(Excerpted text):
☆ ☆ ☆ ☆ ☆ ☆ ☆

# Local Church Bible Publishers



## JM (May 6, 2010)

I stumbled over this online review for AV Bibles published by LCBP. It seems they are less expensive then the R.L. Allen and, from the review and comments, better quality. Note: The review is a KJVO proponent. 

[video=youtube;rnZnL7feRp4]http://www.youtube.com/watch?v=rnZnL7feRp4&feature=related[/video]

Executive Series Bibles | calfskin, softest to touch, sewn around the edges

Have you folks seen these Bibles before?

[video=youtube;rxtRsvsF5dE]http://www.youtube.com/watch?v=rxtRsvsF5dE[/video]


----------



## JM (May 7, 2010)

I just wanted to add a comment for LCBP that I found:

BibleBinder My Family have Been Rebinding Bibles since the late 60's and I know exactly what you mean. The Cambridge Bibles Fall apart QUICK and RL Allen Although they make a great Cover (Highland Goatskin) their sewn signatures break apart fairly quick and then all you have left is the cover LOL. LCBP is no doubt the most durable Bibles on the Market today. I know from doing what they do and owning a 15 year old Basic series Wide Margin Bible from LCBP as my main Bible and it has held up strong.​
one more:

eggmanmania2001 I agree. For what it's worth, RL Allan bibles are nice, but not as sturdy and way more expensive!​
[video=youtube;i5Wiyzng4ns]http://www.youtube.com/watch?v=i5Wiyzng4ns[/video]


----------

☆ ☆ ☆ ☆ ☆ ☆ ☆

Collected data
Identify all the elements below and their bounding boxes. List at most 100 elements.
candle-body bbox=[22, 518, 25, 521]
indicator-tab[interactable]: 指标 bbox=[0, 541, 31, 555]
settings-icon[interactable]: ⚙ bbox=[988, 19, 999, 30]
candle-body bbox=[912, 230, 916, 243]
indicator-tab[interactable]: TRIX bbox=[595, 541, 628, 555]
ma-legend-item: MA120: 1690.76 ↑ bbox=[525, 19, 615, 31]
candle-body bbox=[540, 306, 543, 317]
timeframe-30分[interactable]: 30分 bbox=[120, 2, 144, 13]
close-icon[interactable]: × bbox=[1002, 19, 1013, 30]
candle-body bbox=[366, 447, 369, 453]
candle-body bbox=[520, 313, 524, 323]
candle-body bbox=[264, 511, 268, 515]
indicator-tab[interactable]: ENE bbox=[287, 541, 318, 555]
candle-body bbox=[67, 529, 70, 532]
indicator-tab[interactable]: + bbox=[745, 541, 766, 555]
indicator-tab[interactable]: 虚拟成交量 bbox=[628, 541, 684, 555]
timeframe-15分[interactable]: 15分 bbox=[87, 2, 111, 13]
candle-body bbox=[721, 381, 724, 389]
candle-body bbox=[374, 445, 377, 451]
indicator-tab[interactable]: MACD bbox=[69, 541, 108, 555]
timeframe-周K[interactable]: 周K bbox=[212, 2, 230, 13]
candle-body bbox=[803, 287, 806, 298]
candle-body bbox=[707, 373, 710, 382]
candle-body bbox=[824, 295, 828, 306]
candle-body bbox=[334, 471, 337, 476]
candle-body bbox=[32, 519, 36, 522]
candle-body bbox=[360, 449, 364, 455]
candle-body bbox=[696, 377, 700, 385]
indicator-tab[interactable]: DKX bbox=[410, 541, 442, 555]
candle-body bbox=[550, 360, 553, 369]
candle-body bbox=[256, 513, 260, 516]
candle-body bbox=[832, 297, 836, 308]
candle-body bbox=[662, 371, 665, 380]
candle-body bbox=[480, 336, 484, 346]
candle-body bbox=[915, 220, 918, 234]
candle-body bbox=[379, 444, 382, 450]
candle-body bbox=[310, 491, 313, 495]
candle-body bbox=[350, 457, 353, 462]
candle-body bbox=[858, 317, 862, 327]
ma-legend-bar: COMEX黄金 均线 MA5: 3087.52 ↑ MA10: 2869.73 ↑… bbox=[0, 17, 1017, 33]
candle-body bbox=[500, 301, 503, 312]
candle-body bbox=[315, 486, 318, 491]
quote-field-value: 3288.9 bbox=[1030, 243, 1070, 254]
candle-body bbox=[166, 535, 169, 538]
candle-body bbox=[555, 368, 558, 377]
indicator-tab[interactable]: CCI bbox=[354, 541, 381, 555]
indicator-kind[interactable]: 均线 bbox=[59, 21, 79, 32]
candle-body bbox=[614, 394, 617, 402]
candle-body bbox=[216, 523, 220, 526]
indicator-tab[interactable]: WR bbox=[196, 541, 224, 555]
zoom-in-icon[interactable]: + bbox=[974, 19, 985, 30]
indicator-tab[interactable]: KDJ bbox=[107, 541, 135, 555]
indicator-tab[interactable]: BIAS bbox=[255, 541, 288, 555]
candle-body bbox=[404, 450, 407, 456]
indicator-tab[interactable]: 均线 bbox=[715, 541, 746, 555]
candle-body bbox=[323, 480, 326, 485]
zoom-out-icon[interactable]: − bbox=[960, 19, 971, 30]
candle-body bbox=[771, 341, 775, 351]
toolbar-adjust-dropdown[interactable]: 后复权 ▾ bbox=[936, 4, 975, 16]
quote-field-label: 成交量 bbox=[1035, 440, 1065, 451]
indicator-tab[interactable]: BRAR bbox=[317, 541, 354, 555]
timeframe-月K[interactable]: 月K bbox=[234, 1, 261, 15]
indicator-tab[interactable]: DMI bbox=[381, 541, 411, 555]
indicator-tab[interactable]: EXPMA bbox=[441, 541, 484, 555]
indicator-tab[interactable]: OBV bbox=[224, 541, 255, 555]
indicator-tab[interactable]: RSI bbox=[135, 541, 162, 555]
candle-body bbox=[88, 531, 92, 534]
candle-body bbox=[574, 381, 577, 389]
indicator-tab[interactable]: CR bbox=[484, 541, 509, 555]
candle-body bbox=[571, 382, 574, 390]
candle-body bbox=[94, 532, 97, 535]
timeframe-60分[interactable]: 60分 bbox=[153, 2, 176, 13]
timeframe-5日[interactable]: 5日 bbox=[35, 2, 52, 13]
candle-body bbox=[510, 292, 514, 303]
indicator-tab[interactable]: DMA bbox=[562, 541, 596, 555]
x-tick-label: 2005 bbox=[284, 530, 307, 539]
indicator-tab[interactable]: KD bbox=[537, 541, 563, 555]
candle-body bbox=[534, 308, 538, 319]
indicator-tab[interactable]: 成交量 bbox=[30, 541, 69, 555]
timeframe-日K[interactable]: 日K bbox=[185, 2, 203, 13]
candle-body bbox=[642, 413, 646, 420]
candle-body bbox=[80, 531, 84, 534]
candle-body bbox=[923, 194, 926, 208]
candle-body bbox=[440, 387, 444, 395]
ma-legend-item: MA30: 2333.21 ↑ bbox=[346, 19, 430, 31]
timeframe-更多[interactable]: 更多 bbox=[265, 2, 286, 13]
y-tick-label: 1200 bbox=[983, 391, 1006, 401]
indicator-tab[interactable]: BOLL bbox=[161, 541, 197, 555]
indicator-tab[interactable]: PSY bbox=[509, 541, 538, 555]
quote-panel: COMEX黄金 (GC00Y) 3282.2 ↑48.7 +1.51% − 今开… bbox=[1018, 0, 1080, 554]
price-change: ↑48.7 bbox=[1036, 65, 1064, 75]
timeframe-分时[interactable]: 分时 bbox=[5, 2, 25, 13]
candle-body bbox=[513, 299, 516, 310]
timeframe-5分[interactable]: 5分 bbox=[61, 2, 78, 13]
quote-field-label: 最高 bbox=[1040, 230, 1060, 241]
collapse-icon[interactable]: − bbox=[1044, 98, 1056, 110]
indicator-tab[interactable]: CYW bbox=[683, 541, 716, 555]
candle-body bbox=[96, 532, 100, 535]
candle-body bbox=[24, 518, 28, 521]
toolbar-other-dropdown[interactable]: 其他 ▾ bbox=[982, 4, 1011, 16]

☆ ☆ ☆ ☆ ☆ ☆ ☆

(Problems to solve):
(a) In the LCBP forum thread, how old is the Basic series Wide Margin Bible that the quoted BibleBinder comment says is used as a main Bible?
(b) Write out the part of the LCBP forum thread that begins at the words "## JM (May 6, 2010)" and stops after "these Bibles before?", and switch "calfskin" to "lambskin".
The collected data plays no part in this.

(Answers to the exercises):
(a) It is 15 years old.

(b)
## JM (May 6, 2010)

I stumbled over this online review for AV Bibles published by LCBP. It seems they are less expensive then the R.L. Allen and, from the review and comments, better quality. Note: The review is a KJVO proponent. 

[video=youtube;rnZnL7feRp4]http://www.youtube.com/watch?v=rnZnL7feRp4&feature=related[/video]

Executive Series Bibles | lambskin, softest to touch, sewn around the edges

Have you folks seen these Bibles before?